— 练习 —
逐字抄录下方关于单细胞测序的文档摘录，从“如图1所示,为了研究不同细胞”起，至“异常升高可能与HO密切相关。”止，首尾两处均包含在内。

如图1所示,为了研究不同细胞群体在HO进展过程中的时间变化,我们对对照组和HO组的小鼠跟腱组织进行了一项无偏倚的单细胞测序分析,总共识别了15个不同的细胞群。根据细胞经典标志物的表达将细胞分组,包括MPC(PDGFRA,Prrx1),巨噬细胞(Lyz2,APOE,Ccl8),B细胞(IRF8,Siglech,Ly6d),T细胞(CCL5,Nkg7,AW112010),成纤维细胞(Igfbp6,APOD,Lgals7),单核细胞(Acta1,Mylpf,Tnnc2),粒细胞(Retnlg,S100A9,S100A8),破骨细胞(CTSK,Mmp9,Acp5),DC细胞(H2-Ab1,Aa,H2-Eb1),内皮细胞(Mmrn1,Cldn5,Lyc1,Agp1,FABP4),324SMC/周细胞(Tagln,Acta2,Rgs5)。红细胞(Hbb-B,HbA-A2,HBA-A1),神经细胞(PMP22,MBP,MPZ),以及神经肌肉相关细胞(Hspa1a,Gpx3,Chod1)(图1,A-C)。此外,我们还分析了对照组和HO组之间的分布差异。如图1所示,HO组间充质干细胞(MPC)和巨噬细胞的比例显著增加(图1,D,p<0.05)。此外,我们检测了所有这些细胞群的时间变化趋势,发现MPC的比例在术后第3天下降,但从术后第7天开始增加(图1,E)。巨噬细胞方面,术后第3天细胞数量急剧增加,之后逐渐减少。但HO组跟腱组织中巨噬细胞的比例均高于对照组(图1,A、B)。我们还计算了每个细胞群中排名靠前的标记基因,发现不同的细胞群表达不同的标记基因,这些标记基因可以作为细胞类型识别符号(图1,C)。以上结果提示,巨噬细胞/巨噬细胞比例异常升高可能与HO密切相关。

— 所给信息 —
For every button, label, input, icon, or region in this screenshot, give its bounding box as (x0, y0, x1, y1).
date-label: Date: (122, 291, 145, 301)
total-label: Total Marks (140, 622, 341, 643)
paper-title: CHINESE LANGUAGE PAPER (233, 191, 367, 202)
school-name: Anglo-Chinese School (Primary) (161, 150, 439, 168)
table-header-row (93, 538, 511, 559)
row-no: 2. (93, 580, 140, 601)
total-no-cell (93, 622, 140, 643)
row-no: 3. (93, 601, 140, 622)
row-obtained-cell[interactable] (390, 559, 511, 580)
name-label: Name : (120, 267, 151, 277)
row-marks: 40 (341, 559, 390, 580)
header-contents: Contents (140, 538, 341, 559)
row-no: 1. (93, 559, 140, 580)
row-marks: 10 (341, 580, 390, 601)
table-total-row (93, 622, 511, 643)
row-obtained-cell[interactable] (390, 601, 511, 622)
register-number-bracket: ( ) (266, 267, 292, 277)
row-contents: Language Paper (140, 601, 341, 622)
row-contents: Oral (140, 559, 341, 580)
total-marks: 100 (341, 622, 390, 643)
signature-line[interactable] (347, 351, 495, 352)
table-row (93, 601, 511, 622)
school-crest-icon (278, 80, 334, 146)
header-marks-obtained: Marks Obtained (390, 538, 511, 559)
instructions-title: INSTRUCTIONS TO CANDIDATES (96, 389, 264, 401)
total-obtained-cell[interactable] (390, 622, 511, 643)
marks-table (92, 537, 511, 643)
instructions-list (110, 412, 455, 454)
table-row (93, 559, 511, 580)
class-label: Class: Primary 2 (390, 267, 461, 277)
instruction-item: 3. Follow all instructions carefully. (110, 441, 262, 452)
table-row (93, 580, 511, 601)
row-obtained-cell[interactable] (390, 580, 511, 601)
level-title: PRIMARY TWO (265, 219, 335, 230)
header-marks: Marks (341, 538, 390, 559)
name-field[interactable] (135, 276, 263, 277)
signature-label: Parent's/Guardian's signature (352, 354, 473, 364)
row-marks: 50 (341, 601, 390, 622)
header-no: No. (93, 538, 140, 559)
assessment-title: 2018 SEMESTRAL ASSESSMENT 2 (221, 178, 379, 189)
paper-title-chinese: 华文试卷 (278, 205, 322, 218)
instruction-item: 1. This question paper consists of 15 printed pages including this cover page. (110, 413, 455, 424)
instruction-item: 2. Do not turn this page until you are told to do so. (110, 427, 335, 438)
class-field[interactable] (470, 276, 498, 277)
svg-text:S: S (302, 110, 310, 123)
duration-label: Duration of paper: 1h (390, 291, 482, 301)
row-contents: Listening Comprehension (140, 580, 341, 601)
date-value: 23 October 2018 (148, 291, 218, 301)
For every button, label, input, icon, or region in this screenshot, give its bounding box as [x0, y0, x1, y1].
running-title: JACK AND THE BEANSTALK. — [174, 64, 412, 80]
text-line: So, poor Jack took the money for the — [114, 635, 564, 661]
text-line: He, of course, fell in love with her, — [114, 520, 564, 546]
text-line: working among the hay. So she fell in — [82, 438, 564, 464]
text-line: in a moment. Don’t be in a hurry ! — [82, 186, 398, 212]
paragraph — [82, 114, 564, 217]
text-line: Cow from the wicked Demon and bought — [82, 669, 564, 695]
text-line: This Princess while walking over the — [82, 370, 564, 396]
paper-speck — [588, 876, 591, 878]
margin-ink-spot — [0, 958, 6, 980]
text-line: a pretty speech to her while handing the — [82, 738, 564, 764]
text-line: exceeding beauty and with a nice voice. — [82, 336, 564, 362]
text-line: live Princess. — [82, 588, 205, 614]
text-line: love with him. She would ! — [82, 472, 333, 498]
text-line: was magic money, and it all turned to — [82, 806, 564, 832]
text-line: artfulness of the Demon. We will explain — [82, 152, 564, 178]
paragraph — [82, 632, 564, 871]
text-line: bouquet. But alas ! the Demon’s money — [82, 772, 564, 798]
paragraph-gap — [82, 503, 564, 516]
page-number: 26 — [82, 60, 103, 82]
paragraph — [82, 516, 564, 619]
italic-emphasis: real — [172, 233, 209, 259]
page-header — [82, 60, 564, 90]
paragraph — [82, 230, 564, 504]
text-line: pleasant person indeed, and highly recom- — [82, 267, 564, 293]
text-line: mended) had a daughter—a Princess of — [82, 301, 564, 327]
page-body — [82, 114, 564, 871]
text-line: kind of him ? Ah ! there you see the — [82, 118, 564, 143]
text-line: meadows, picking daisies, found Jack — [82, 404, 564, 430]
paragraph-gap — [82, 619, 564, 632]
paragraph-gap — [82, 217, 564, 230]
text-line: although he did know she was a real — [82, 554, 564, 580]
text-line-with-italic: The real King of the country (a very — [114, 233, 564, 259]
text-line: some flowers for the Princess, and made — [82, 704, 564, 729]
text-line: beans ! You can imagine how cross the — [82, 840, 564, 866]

— 预期输出 —
如图1所示,为了研究不同细胞群体在HO进展过程中的时间变化,我们对对照组和HO组的小鼠跟腱组织进行了一项无偏倚的单细胞测序分析,总共识别了15个不同的细胞群。根据细胞经典标志物的表达将细胞分组,包括MPC(PDGFRA,Prrx1),巨噬细胞(Lyz2,APOE,Ccl8),B细胞(IRF8,Siglech,Ly6d),T细胞(CCL5,Nkg7,AW112010),成纤维细胞(Igfbp6,APOD,Lgals7),单核细胞(Acta1,Mylpf,Tnnc2),粒细胞(Retnlg,S100A9,S100A8),破骨细胞(CTSK,Mmp9,Acp5),DC细胞(H2-Ab1,Aa,H2-Eb1),内皮细胞(Mmrn1,Cldn5,Lyc1,Agp1,FABP4),324SMC/周细胞(Tagln,Acta2,Rgs5)。红细胞(Hbb-B,HbA-A2,HBA-A1),神经细胞(PMP22,MBP,MPZ),以及神经肌肉相关细胞(Hspa1a,Gpx3,Chod1)(图1,A-C)。此外,我们还分析了对照组和HO组之间的分布差异。如图1所示,HO组间充质干细胞(MPC)和巨噬细胞的比例显著增加(图1,D,p<0.05)。此外,我们检测了所有这些细胞群的时间变化趋势,发现MPC的比例在术后第3天下降,但从术后第7天开始增加(图1,E)。巨噬细胞方面,术后第3天细胞数量急剧增加,之后逐渐减少。但HO组跟腱组织中巨噬细胞的比例均高于对照组(图1,A、B)。我们还计算了每个细胞群中排名靠前的标记基因,发现不同的细胞群表达不同的标记基因,这些标记基因可以作为细胞类型识别符号(图1,C)。以上结果提示,巨噬细胞/巨噬细胞比例异常升高可能与HO密切相关。